(DIRECTIONS FOR THIS TASK) Locate each line containing the string "screenshot" and copy it out.

— begin DATA FOR PROCESSING —

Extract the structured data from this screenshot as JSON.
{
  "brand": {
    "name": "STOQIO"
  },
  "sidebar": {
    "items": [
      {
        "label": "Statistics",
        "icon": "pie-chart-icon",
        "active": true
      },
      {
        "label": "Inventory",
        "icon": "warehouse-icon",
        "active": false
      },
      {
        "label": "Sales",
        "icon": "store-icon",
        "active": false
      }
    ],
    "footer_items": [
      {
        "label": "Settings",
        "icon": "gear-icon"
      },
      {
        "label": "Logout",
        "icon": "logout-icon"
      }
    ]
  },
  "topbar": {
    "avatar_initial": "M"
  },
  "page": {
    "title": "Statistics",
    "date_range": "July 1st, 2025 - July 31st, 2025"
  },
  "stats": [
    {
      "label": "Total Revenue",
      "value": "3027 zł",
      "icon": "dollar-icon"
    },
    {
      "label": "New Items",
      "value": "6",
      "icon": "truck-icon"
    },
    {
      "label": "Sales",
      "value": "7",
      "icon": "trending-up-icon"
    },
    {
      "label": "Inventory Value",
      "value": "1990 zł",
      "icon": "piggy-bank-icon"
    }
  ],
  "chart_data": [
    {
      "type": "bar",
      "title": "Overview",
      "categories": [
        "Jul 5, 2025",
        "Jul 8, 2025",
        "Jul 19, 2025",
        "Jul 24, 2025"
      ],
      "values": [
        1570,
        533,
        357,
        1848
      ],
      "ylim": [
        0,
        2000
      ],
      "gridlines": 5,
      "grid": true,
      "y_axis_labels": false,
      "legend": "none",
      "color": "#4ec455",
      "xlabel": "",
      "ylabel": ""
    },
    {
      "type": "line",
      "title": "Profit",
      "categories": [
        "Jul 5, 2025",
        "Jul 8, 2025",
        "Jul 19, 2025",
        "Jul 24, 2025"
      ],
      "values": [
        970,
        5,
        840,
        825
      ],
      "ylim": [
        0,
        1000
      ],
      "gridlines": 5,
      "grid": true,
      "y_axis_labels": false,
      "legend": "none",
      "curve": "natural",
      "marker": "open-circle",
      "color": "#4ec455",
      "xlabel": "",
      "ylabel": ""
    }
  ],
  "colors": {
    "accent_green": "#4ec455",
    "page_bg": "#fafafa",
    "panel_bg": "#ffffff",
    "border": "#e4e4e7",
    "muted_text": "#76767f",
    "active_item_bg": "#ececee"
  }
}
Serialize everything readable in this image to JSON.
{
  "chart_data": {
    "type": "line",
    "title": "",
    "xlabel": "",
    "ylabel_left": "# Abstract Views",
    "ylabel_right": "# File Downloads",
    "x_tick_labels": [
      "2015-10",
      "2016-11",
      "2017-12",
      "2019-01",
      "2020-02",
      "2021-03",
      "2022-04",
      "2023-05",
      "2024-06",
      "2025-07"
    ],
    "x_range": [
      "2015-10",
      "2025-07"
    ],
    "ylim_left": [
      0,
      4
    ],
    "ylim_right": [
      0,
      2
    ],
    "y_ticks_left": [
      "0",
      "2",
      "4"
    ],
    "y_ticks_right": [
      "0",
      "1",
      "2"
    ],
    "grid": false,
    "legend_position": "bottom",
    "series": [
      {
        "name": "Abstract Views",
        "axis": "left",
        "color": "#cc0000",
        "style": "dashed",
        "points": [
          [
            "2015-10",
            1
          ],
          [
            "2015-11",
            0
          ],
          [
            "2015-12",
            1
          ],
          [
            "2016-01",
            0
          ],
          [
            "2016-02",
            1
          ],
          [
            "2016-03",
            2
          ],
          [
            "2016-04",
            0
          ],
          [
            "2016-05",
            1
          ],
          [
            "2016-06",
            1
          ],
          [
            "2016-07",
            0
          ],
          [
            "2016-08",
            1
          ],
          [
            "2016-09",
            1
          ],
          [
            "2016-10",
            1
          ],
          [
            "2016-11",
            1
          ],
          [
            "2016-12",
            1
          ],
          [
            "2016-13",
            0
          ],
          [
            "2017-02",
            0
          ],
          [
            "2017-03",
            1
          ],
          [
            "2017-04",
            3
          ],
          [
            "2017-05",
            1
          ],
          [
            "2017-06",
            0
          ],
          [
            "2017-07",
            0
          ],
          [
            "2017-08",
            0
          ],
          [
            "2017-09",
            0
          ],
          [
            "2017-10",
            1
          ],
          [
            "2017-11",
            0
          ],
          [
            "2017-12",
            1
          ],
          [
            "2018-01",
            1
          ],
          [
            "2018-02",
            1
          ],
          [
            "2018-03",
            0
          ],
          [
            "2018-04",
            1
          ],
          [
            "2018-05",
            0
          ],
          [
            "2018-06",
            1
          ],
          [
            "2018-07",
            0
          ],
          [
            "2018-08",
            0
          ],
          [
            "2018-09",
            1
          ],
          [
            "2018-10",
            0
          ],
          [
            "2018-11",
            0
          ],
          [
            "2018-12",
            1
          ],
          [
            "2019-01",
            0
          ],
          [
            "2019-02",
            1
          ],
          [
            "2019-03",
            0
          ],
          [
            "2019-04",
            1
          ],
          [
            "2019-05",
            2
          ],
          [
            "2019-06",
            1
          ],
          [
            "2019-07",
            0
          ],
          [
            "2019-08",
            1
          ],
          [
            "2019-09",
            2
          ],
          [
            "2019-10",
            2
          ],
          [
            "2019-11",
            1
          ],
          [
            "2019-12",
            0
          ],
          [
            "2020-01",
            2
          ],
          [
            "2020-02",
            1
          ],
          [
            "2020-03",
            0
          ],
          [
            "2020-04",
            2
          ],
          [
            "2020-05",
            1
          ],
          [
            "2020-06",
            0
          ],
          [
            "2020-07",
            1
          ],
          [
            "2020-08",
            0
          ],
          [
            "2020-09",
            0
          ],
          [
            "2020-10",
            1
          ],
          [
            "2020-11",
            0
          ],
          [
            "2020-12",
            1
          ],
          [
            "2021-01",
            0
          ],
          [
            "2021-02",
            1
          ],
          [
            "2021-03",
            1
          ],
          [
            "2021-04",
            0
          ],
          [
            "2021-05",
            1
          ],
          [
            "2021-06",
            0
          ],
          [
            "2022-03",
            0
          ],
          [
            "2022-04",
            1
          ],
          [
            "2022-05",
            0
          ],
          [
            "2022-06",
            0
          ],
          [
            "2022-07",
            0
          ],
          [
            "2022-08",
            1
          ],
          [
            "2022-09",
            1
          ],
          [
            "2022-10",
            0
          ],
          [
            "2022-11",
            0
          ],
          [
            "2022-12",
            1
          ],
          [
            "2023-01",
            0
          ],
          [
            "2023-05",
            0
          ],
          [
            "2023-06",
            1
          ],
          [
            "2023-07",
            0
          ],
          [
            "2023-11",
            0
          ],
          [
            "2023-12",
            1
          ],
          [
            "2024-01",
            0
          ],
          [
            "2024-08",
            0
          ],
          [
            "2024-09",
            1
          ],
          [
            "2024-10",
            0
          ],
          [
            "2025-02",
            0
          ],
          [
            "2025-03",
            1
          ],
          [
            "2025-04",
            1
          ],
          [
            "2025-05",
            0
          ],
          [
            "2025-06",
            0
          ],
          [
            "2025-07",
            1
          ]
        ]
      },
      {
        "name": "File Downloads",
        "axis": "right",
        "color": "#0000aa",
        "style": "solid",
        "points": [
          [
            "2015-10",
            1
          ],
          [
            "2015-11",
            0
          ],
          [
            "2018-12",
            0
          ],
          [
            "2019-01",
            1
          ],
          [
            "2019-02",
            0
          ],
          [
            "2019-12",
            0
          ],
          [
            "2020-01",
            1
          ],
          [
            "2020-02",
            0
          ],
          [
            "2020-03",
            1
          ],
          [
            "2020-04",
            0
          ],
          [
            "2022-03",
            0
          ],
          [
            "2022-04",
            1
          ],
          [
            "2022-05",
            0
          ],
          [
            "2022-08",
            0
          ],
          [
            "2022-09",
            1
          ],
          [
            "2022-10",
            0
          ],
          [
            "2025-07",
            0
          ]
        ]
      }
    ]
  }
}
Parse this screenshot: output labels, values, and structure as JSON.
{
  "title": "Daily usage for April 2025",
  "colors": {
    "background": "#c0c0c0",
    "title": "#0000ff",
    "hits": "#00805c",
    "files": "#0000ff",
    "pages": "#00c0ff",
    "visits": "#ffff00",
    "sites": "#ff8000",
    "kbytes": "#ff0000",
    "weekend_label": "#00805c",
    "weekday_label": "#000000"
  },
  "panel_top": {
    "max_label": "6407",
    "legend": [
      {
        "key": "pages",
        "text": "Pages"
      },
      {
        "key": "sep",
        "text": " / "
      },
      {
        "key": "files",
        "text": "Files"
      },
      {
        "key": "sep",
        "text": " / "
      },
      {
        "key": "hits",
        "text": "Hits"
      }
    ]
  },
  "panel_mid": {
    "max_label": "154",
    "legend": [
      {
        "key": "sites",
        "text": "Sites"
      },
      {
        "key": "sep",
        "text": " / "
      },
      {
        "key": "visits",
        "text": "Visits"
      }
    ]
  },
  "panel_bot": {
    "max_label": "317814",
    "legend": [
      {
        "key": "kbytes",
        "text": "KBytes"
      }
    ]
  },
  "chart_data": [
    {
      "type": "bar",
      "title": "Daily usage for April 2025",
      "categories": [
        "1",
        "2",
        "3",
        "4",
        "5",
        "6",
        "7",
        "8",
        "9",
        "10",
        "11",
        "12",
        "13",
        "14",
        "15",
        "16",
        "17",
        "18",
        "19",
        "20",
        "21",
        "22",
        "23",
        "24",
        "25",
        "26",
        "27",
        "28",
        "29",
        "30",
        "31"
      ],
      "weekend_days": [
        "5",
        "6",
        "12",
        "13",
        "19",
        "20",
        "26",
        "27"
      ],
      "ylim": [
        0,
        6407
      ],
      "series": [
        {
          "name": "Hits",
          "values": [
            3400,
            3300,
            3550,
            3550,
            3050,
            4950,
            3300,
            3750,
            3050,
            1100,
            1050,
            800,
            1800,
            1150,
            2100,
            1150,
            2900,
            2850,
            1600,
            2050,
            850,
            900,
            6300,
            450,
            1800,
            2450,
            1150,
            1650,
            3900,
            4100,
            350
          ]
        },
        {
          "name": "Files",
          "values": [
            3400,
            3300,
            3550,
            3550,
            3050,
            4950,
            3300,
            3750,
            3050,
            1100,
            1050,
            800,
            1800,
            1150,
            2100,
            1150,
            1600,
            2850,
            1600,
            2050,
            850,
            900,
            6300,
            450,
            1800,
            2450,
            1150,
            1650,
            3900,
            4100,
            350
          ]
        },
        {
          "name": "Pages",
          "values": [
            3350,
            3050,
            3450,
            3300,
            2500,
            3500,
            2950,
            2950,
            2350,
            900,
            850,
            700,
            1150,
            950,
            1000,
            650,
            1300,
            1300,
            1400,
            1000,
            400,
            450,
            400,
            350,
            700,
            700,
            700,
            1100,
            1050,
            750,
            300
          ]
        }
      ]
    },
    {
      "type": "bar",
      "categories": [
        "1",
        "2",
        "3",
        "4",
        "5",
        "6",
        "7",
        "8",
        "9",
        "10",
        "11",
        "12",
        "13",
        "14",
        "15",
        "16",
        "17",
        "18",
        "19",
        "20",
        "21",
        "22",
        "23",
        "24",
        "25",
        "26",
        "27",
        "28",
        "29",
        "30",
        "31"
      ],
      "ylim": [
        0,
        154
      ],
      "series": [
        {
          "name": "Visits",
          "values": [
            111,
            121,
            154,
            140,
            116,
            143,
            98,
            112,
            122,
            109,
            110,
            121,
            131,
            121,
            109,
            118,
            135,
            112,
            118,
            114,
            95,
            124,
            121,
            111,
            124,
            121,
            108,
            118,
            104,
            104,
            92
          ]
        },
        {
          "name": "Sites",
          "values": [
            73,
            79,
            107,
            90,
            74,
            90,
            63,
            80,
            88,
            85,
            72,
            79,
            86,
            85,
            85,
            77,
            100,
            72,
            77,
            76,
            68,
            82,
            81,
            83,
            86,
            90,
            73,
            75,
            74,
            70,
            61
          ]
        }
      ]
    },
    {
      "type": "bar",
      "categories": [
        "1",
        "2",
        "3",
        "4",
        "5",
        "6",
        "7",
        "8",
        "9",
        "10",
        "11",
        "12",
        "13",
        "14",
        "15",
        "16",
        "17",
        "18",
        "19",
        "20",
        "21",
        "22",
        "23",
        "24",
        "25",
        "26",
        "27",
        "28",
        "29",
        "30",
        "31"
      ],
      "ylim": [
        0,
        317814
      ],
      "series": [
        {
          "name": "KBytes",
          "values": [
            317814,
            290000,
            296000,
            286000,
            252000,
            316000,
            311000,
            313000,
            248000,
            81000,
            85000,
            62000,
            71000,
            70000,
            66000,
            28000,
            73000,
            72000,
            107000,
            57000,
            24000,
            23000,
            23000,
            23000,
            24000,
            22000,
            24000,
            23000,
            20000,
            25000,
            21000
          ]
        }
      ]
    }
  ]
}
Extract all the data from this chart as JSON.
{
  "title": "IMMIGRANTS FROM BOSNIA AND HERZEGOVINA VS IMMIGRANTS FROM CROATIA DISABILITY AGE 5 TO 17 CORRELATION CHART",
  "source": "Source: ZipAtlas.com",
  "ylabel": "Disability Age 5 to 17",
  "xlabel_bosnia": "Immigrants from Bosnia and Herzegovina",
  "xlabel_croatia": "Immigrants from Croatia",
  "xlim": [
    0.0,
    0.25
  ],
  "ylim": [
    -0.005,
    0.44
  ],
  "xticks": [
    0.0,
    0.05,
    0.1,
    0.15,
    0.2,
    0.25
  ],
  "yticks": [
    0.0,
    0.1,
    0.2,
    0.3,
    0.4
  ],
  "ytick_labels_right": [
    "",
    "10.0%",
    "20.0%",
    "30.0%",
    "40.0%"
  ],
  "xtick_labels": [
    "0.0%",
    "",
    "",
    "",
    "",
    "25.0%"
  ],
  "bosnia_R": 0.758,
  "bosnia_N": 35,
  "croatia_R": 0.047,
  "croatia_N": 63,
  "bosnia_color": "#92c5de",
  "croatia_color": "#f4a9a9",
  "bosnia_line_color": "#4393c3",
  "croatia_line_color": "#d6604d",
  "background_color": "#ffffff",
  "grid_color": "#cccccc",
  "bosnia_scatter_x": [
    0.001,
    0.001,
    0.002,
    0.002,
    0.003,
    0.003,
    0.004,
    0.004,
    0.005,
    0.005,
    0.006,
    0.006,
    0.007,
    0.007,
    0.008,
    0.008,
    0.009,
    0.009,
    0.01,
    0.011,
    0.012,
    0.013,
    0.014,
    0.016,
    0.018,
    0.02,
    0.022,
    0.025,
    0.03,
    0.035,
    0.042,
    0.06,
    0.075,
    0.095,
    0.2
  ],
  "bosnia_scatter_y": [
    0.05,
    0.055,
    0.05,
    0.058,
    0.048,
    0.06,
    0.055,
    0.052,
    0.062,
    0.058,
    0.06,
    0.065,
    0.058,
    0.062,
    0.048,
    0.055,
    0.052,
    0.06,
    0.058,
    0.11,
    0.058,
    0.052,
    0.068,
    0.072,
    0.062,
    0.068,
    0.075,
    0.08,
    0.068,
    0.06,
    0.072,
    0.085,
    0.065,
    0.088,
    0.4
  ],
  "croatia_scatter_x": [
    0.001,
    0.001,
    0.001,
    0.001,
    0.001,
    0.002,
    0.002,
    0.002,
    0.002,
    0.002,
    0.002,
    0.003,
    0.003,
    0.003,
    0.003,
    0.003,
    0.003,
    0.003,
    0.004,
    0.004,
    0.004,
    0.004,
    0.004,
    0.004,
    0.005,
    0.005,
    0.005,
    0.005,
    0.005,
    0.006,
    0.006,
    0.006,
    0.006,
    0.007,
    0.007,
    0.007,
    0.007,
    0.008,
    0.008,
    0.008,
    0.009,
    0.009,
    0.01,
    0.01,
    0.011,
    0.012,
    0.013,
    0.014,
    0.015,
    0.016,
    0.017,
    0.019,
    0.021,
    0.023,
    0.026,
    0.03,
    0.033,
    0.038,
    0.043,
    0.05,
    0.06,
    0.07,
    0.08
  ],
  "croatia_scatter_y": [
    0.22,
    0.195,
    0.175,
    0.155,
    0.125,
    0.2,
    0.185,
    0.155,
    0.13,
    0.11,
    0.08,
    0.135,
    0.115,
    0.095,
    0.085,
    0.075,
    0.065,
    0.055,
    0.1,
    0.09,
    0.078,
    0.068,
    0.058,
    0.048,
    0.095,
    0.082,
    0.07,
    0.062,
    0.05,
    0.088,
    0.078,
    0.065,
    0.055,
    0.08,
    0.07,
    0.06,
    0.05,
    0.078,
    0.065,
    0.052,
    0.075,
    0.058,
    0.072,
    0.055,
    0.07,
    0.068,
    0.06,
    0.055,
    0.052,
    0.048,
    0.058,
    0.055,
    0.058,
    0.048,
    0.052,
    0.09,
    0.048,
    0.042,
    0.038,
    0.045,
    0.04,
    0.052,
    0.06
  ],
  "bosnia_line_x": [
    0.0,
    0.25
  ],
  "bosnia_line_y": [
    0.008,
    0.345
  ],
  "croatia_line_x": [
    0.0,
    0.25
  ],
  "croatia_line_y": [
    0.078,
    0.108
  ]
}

— end DATA FOR PROCESSING —

(RESULT)
Extract the structured data from this screenshot as JSON.
Parse this screenshot: output labels, values, and structure as JSON.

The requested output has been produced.